*SHORT TASK*: Identify the lines holding "caption" and copy them.

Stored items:
====

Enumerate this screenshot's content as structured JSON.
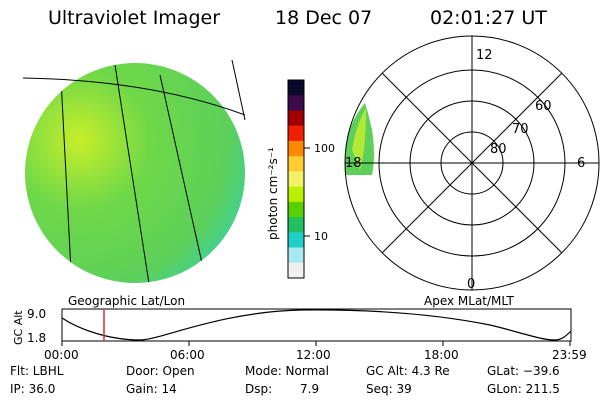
{
  "header": {
    "title": "Ultraviolet Imager",
    "date": "18 Dec 07",
    "time": "02:01:27 UT"
  },
  "colorbar": {
    "unit_label": "photon cm⁻²s⁻¹",
    "ticks": [
      "100",
      "10"
    ],
    "colors": [
      "#0a0a2a",
      "#3a0a4a",
      "#a00000",
      "#f02000",
      "#ff8800",
      "#ffcc33",
      "#f5f06a",
      "#b8f000",
      "#58d000",
      "#20c060",
      "#20d0c8",
      "#a8e8f0",
      "#f0f0f0"
    ]
  },
  "left_panel": {
    "caption": "Geographic Lat/Lon",
    "disk_colors": {
      "fill": "#5cd05a",
      "edge": "#2fd0b8",
      "highlight": "#c8ef2a"
    }
  },
  "right_panel": {
    "caption": "Apex MLat/MLT",
    "mlt_labels": [
      "12",
      "18",
      "6",
      "0"
    ],
    "mlat_labels": [
      "60",
      "70",
      "80"
    ]
  },
  "timeline": {
    "axis_title": "GC Alt",
    "y_ticks": [
      "9.0",
      "1.8"
    ],
    "x_ticks": [
      "00:00",
      "06:00",
      "12:00",
      "18:00",
      "23:59"
    ],
    "marker_time": "02:01",
    "marker_color": "#d03030"
  },
  "info": {
    "flt": "Flt: LBHL",
    "ip": "IP: 36.0",
    "door": "Door: Open",
    "gain": "Gain: 14",
    "mode": "Mode: Normal",
    "dsp_label": "Dsp:",
    "dsp_value": "7.9",
    "gcalt": "GC Alt: 4.3 Re",
    "seq": "Seq: 39",
    "glat": "GLat: −39.6",
    "glon": "GLon: 211.5"
  }
}
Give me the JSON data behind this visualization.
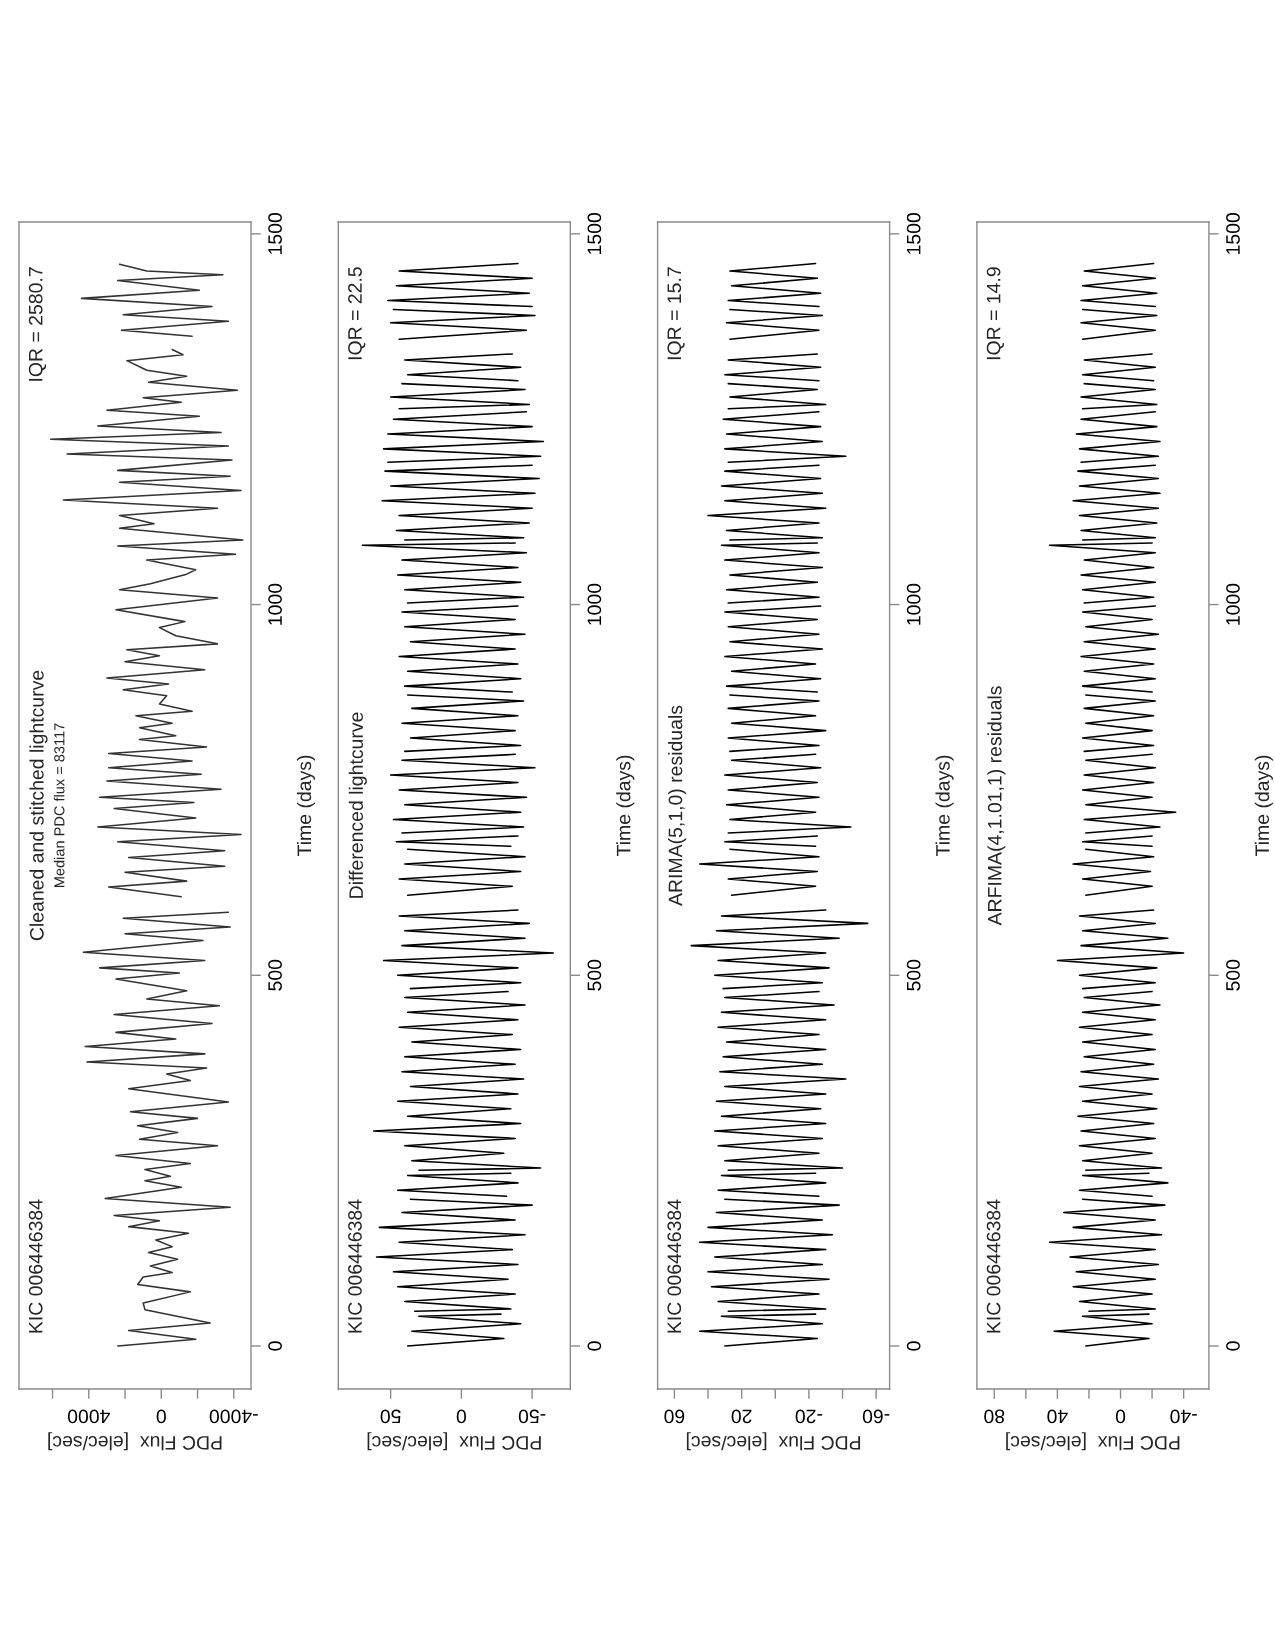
{
  "chart_data": [
    {
      "type": "line",
      "orientation": "horizontal",
      "title": "Cleaned and stitched lightcurve",
      "subtitle": "Median PDC flux = 83117",
      "xlabel": "PDC Flux  [elec/sec]",
      "ylabel": "Time (days)",
      "annotations": [
        "KIC 006446384",
        "IQR = 2580.7"
      ],
      "color": "#333333",
      "ylim": [
        -58,
        1516
      ],
      "yticks": [
        0,
        500,
        1000,
        1500
      ],
      "xlim": [
        7850,
        -4950
      ],
      "xticks": [
        {
          "value": 6000,
          "label": null
        },
        4000,
        {
          "value": 2000,
          "label": null
        },
        0,
        {
          "value": -2000,
          "label": null
        },
        -4000
      ],
      "x": [
        0,
        9,
        21,
        31,
        49,
        58,
        73,
        83,
        93,
        99,
        108,
        117,
        126,
        134,
        143,
        152,
        161,
        169,
        176,
        187,
        199,
        214,
        223,
        229,
        238,
        246,
        257,
        270,
        279,
        288,
        297,
        307,
        316,
        329,
        347,
        358,
        367,
        375,
        383,
        394,
        404,
        414,
        423,
        435,
        447,
        459,
        468,
        479,
        495,
        503,
        510,
        520,
        531,
        547,
        556,
        565,
        577,
        585,
        595,
        606,
        619,
        627,
        639,
        647,
        659,
        668,
        680,
        690,
        700,
        712,
        725,
        733,
        740,
        751,
        762,
        771,
        780,
        789,
        799,
        808,
        818,
        823,
        834,
        840,
        850,
        856,
        866,
        877,
        885,
        893,
        901,
        912,
        923,
        931,
        939,
        947,
        958,
        969,
        977,
        993,
        1009,
        1020,
        1028,
        1041,
        1047,
        1060,
        1068,
        1079,
        1087,
        1103,
        1109,
        1120,
        1130,
        1141,
        1154,
        1165,
        1173,
        1181,
        1195,
        1203,
        1214,
        1223,
        1232,
        1241,
        1254,
        1262,
        1273,
        1279,
        1289,
        1300,
        1308,
        1316,
        1329,
        1337,
        1344,
        1350,
        1362,
        1370,
        1382,
        1391,
        1402,
        1413,
        1424,
        1437,
        1445,
        1450,
        1459
      ],
      "values": [
        2400,
        -1900,
        1800,
        -2700,
        900,
        1000,
        -1600,
        1300,
        1000,
        -600,
        600,
        -900,
        700,
        -600,
        300,
        -1500,
        1800,
        100,
        2600,
        -3800,
        3100,
        -1100,
        900,
        -500,
        900,
        -1600,
        2500,
        -3100,
        1200,
        -900,
        1300,
        -2000,
        1700,
        -3700,
        1800,
        -1600,
        -300,
        -2500,
        4100,
        -2400,
        4200,
        -800,
        2500,
        -2800,
        2600,
        -3200,
        800,
        -1400,
        2500,
        -1000,
        3400,
        -2400,
        4300,
        -2300,
        2000,
        -3800,
        2100,
        -3700,
        null,
        -1100,
        2900,
        -1400,
        2000,
        -3500,
        1800,
        -3500,
        2400,
        -4400,
        3500,
        -1900,
        2600,
        -1800,
        3400,
        -3300,
        3000,
        -2200,
        2900,
        -1700,
        2900,
        -2500,
        1200,
        -800,
        1200,
        -600,
        1400,
        -1700,
        100,
        -300,
        2100,
        -400,
        3000,
        -2400,
        2000,
        100,
        1900,
        -3100,
        -800,
        100,
        -1300,
        2500,
        -3100,
        2300,
        600,
        -1400,
        -1900,
        800,
        -4100,
        2400,
        -4500,
        2300,
        400,
        2300,
        -3100,
        5400,
        -4400,
        2300,
        -3800,
        2400,
        -3900,
        5200,
        -3700,
        6100,
        -3300,
        3500,
        -2100,
        3000,
        -1100,
        1000,
        -4200,
        700,
        -1400,
        800,
        1900,
        -1200,
        -600,
        null,
        -1700,
        2200,
        -3700,
        2100,
        -2800,
        4400,
        -2100,
        2400,
        -3400,
        800,
        2300
      ]
    },
    {
      "type": "line",
      "orientation": "horizontal",
      "title": "Differenced lightcurve",
      "xlabel": "PDC Flux  [elec/sec]",
      "ylabel": "Time (days)",
      "annotations": [
        "KIC 006446384",
        "IQR = 22.5"
      ],
      "color": "#000000",
      "ylim": [
        -58,
        1516
      ],
      "yticks": [
        0,
        500,
        1000,
        1500
      ],
      "xlim": [
        87,
        -77
      ],
      "xticks": [
        50,
        0,
        -50
      ],
      "x": [
        0,
        10,
        20,
        30,
        40,
        43,
        45,
        47,
        50,
        60,
        70,
        80,
        90,
        100,
        110,
        120,
        130,
        140,
        150,
        160,
        170,
        180,
        190,
        198,
        200,
        202,
        210,
        220,
        230,
        233,
        235,
        237,
        240,
        250,
        260,
        270,
        280,
        290,
        300,
        310,
        320,
        330,
        340,
        350,
        360,
        370,
        380,
        390,
        400,
        410,
        420,
        430,
        440,
        450,
        460,
        470,
        478,
        480,
        482,
        490,
        500,
        510,
        520,
        530,
        540,
        550,
        560,
        570,
        580,
        588,
        598,
        608,
        620,
        630,
        640,
        650,
        660,
        670,
        672,
        674,
        680,
        688,
        690,
        692,
        700,
        710,
        720,
        730,
        740,
        750,
        760,
        770,
        780,
        790,
        798,
        800,
        802,
        810,
        820,
        830,
        840,
        850,
        860,
        870,
        878,
        880,
        882,
        890,
        900,
        910,
        920,
        930,
        940,
        950,
        960,
        970,
        980,
        990,
        998,
        1000,
        1002,
        1010,
        1020,
        1030,
        1040,
        1050,
        1060,
        1070,
        1080,
        1083,
        1085,
        1087,
        1090,
        1100,
        1110,
        1120,
        1130,
        1140,
        1150,
        1160,
        1170,
        1180,
        1188,
        1190,
        1192,
        1200,
        1210,
        1220,
        1230,
        1240,
        1250,
        1260,
        1262,
        1264,
        1270,
        1280,
        1290,
        1298,
        1300,
        1302,
        1310,
        1320,
        1330,
        1338,
        1348,
        1358,
        1370,
        1380,
        1390,
        1398,
        1400,
        1402,
        1410,
        1420,
        1430,
        1440,
        1450,
        1460
      ],
      "values": [
        38,
        -30,
        35,
        -42,
        30,
        -28,
        null,
        33,
        -35,
        40,
        -38,
        45,
        -33,
        48,
        -40,
        60,
        -36,
        44,
        -45,
        58,
        -38,
        42,
        -50,
        36,
        null,
        -32,
        45,
        -40,
        38,
        -35,
        null,
        30,
        -56,
        35,
        -30,
        40,
        -38,
        62,
        -42,
        38,
        -35,
        45,
        -40,
        36,
        -44,
        42,
        -38,
        40,
        -42,
        35,
        -36,
        44,
        -40,
        38,
        -45,
        40,
        -33,
        null,
        36,
        -42,
        45,
        -40,
        55,
        -65,
        42,
        -45,
        40,
        -48,
        44,
        -40,
        null,
        38,
        -36,
        44,
        -42,
        40,
        -45,
        38,
        null,
        -35,
        46,
        -40,
        null,
        42,
        -44,
        48,
        -42,
        40,
        -46,
        44,
        -40,
        50,
        -52,
        42,
        -38,
        null,
        40,
        -42,
        36,
        -38,
        42,
        -40,
        35,
        -44,
        38,
        null,
        -36,
        40,
        -42,
        38,
        -40,
        44,
        -38,
        36,
        -45,
        40,
        -38,
        42,
        -40,
        null,
        38,
        -44,
        40,
        -42,
        45,
        -40,
        42,
        -46,
        70,
        -38,
        null,
        40,
        -44,
        46,
        -48,
        44,
        -50,
        56,
        -52,
        50,
        -55,
        54,
        -50,
        null,
        52,
        -56,
        55,
        -58,
        52,
        -50,
        48,
        -46,
        null,
        44,
        -48,
        50,
        -45,
        42,
        null,
        -40,
        38,
        -42,
        40,
        -36,
        null,
        44,
        -46,
        50,
        -52,
        48,
        null,
        -50,
        52,
        -48,
        46,
        -50,
        44,
        -40
      ]
    },
    {
      "type": "line",
      "orientation": "horizontal",
      "title": "ARIMA(5,1,0) residuals",
      "xlabel": "PDC Flux  [elec/sec]",
      "ylabel": "Time (days)",
      "annotations": [
        "KIC 006446384",
        "IQR = 15.7"
      ],
      "color": "#000000",
      "ylim": [
        -58,
        1516
      ],
      "yticks": [
        0,
        500,
        1000,
        1500
      ],
      "xlim": [
        70,
        -68
      ],
      "xticks": [
        60,
        {
          "value": 40,
          "label": null
        },
        20,
        {
          "value": 0,
          "label": null
        },
        -20,
        {
          "value": -40,
          "label": null
        },
        -60
      ],
      "x": [
        0,
        10,
        20,
        30,
        40,
        43,
        45,
        47,
        50,
        60,
        70,
        80,
        90,
        100,
        110,
        120,
        130,
        140,
        150,
        160,
        170,
        180,
        190,
        198,
        200,
        202,
        210,
        220,
        230,
        233,
        235,
        237,
        240,
        250,
        260,
        270,
        280,
        290,
        300,
        310,
        320,
        330,
        340,
        350,
        360,
        370,
        380,
        390,
        400,
        410,
        420,
        430,
        440,
        450,
        460,
        470,
        478,
        480,
        482,
        490,
        500,
        510,
        520,
        530,
        540,
        550,
        560,
        570,
        580,
        588,
        598,
        608,
        620,
        630,
        640,
        650,
        660,
        670,
        672,
        674,
        680,
        688,
        690,
        692,
        700,
        710,
        720,
        730,
        740,
        750,
        760,
        770,
        780,
        790,
        798,
        800,
        802,
        810,
        820,
        830,
        840,
        850,
        860,
        870,
        878,
        880,
        882,
        890,
        900,
        910,
        920,
        930,
        940,
        950,
        960,
        970,
        980,
        990,
        998,
        1000,
        1002,
        1010,
        1020,
        1030,
        1040,
        1050,
        1060,
        1070,
        1080,
        1083,
        1085,
        1087,
        1090,
        1100,
        1110,
        1120,
        1130,
        1140,
        1150,
        1160,
        1170,
        1180,
        1188,
        1190,
        1192,
        1200,
        1210,
        1220,
        1230,
        1240,
        1250,
        1260,
        1262,
        1264,
        1270,
        1280,
        1290,
        1298,
        1300,
        1302,
        1310,
        1320,
        1330,
        1338,
        1348,
        1358,
        1370,
        1380,
        1390,
        1398,
        1400,
        1402,
        1410,
        1420,
        1430,
        1440,
        1450,
        1460
      ],
      "values": [
        30,
        -25,
        45,
        -28,
        32,
        -24,
        null,
        28,
        -30,
        34,
        -26,
        38,
        -32,
        40,
        -28,
        36,
        -30,
        45,
        -34,
        40,
        -28,
        35,
        -38,
        30,
        null,
        -26,
        34,
        -30,
        32,
        -24,
        null,
        28,
        -40,
        30,
        -26,
        34,
        -28,
        36,
        -30,
        32,
        -27,
        35,
        -30,
        30,
        -42,
        33,
        -28,
        31,
        -30,
        29,
        -26,
        34,
        -30,
        32,
        -35,
        30,
        -26,
        null,
        31,
        -28,
        36,
        -32,
        34,
        -30,
        50,
        -38,
        35,
        -55,
        32,
        -30,
        null,
        26,
        -24,
        28,
        -25,
        45,
        -26,
        27,
        null,
        -24,
        30,
        -25,
        null,
        28,
        -45,
        27,
        -24,
        29,
        -26,
        28,
        -25,
        30,
        -27,
        26,
        -24,
        null,
        27,
        -26,
        28,
        -30,
        26,
        -24,
        28,
        -26,
        27,
        null,
        -25,
        29,
        -27,
        26,
        -24,
        30,
        -28,
        27,
        -26,
        28,
        -25,
        30,
        -27,
        null,
        28,
        -26,
        29,
        -25,
        27,
        -28,
        30,
        -26,
        32,
        -25,
        null,
        27,
        -28,
        29,
        -26,
        40,
        -30,
        30,
        -28,
        32,
        -27,
        30,
        -26,
        null,
        28,
        -42,
        30,
        -28,
        29,
        -27,
        31,
        -26,
        null,
        28,
        -30,
        27,
        -25,
        28,
        null,
        -26,
        30,
        -27,
        28,
        -25,
        null,
        27,
        -26,
        29,
        -28,
        27,
        null,
        -26,
        28,
        -27,
        26,
        -25,
        27,
        -24
      ]
    },
    {
      "type": "line",
      "orientation": "horizontal",
      "title": "ARFIMA(4,1.01,1) residuals",
      "xlabel": "PDC Flux  [elec/sec]",
      "ylabel": "Time (days)",
      "annotations": [
        "KIC 006446384",
        "IQR = 14.9"
      ],
      "color": "#000000",
      "ylim": [
        -58,
        1516
      ],
      "yticks": [
        0,
        500,
        1000,
        1500
      ],
      "xlim": [
        91,
        -56
      ],
      "xticks": [
        80,
        {
          "value": 60,
          "label": null
        },
        40,
        {
          "value": 20,
          "label": null
        },
        0,
        {
          "value": -20,
          "label": null
        },
        -40
      ],
      "x": [
        0,
        10,
        20,
        30,
        40,
        43,
        45,
        47,
        50,
        60,
        70,
        80,
        90,
        100,
        110,
        120,
        130,
        140,
        150,
        160,
        170,
        180,
        190,
        198,
        200,
        202,
        210,
        220,
        230,
        233,
        235,
        237,
        240,
        250,
        260,
        270,
        280,
        290,
        300,
        310,
        320,
        330,
        340,
        350,
        360,
        370,
        380,
        390,
        400,
        410,
        420,
        430,
        440,
        450,
        460,
        470,
        478,
        480,
        482,
        490,
        500,
        510,
        520,
        530,
        540,
        550,
        560,
        570,
        580,
        588,
        598,
        608,
        620,
        630,
        640,
        650,
        660,
        670,
        672,
        674,
        680,
        688,
        690,
        692,
        700,
        710,
        720,
        730,
        740,
        750,
        760,
        770,
        780,
        790,
        798,
        800,
        802,
        810,
        820,
        830,
        840,
        850,
        860,
        870,
        878,
        880,
        882,
        890,
        900,
        910,
        920,
        930,
        940,
        950,
        960,
        970,
        980,
        990,
        998,
        1000,
        1002,
        1010,
        1020,
        1030,
        1040,
        1050,
        1060,
        1070,
        1080,
        1083,
        1085,
        1087,
        1090,
        1100,
        1110,
        1120,
        1130,
        1140,
        1150,
        1160,
        1170,
        1180,
        1188,
        1190,
        1192,
        1200,
        1210,
        1220,
        1230,
        1240,
        1250,
        1260,
        1262,
        1264,
        1270,
        1280,
        1290,
        1298,
        1300,
        1302,
        1310,
        1320,
        1330,
        1338,
        1348,
        1358,
        1370,
        1380,
        1390,
        1398,
        1400,
        1402,
        1410,
        1420,
        1430,
        1440,
        1450,
        1460
      ],
      "values": [
        22,
        -18,
        42,
        -20,
        24,
        -18,
        null,
        20,
        -22,
        26,
        -20,
        30,
        -22,
        28,
        -24,
        32,
        -22,
        45,
        -26,
        30,
        -22,
        36,
        -28,
        24,
        null,
        -20,
        26,
        -30,
        24,
        -18,
        null,
        22,
        -26,
        24,
        -20,
        26,
        -22,
        25,
        -21,
        27,
        -23,
        24,
        -20,
        26,
        -24,
        25,
        -21,
        23,
        -22,
        24,
        -20,
        26,
        -22,
        24,
        -25,
        23,
        -20,
        null,
        24,
        -22,
        26,
        -23,
        40,
        -40,
        25,
        -30,
        24,
        -22,
        26,
        -21,
        null,
        22,
        -20,
        24,
        -19,
        30,
        -21,
        22,
        null,
        -20,
        24,
        -20,
        null,
        22,
        -25,
        23,
        -35,
        22,
        -20,
        24,
        -21,
        23,
        -22,
        22,
        -20,
        null,
        23,
        -21,
        24,
        -20,
        22,
        -21,
        23,
        -22,
        22,
        null,
        -20,
        24,
        -22,
        23,
        -21,
        25,
        -22,
        23,
        -24,
        22,
        -20,
        24,
        -22,
        null,
        23,
        -21,
        24,
        -22,
        25,
        -21,
        23,
        -22,
        45,
        -20,
        null,
        24,
        -22,
        25,
        -23,
        26,
        -24,
        30,
        -25,
        26,
        -24,
        27,
        -22,
        null,
        25,
        -24,
        26,
        -25,
        28,
        -23,
        25,
        -22,
        null,
        24,
        -23,
        25,
        -22,
        23,
        null,
        -21,
        24,
        -22,
        23,
        -20,
        null,
        24,
        -22,
        25,
        -23,
        24,
        null,
        -22,
        25,
        -23,
        24,
        -22,
        23,
        -21
      ]
    }
  ]
}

====

*WRITTEN ANSWER*:
    "caption": "Geographic Lat/Lon",
    "caption": "Apex MLat/MLT",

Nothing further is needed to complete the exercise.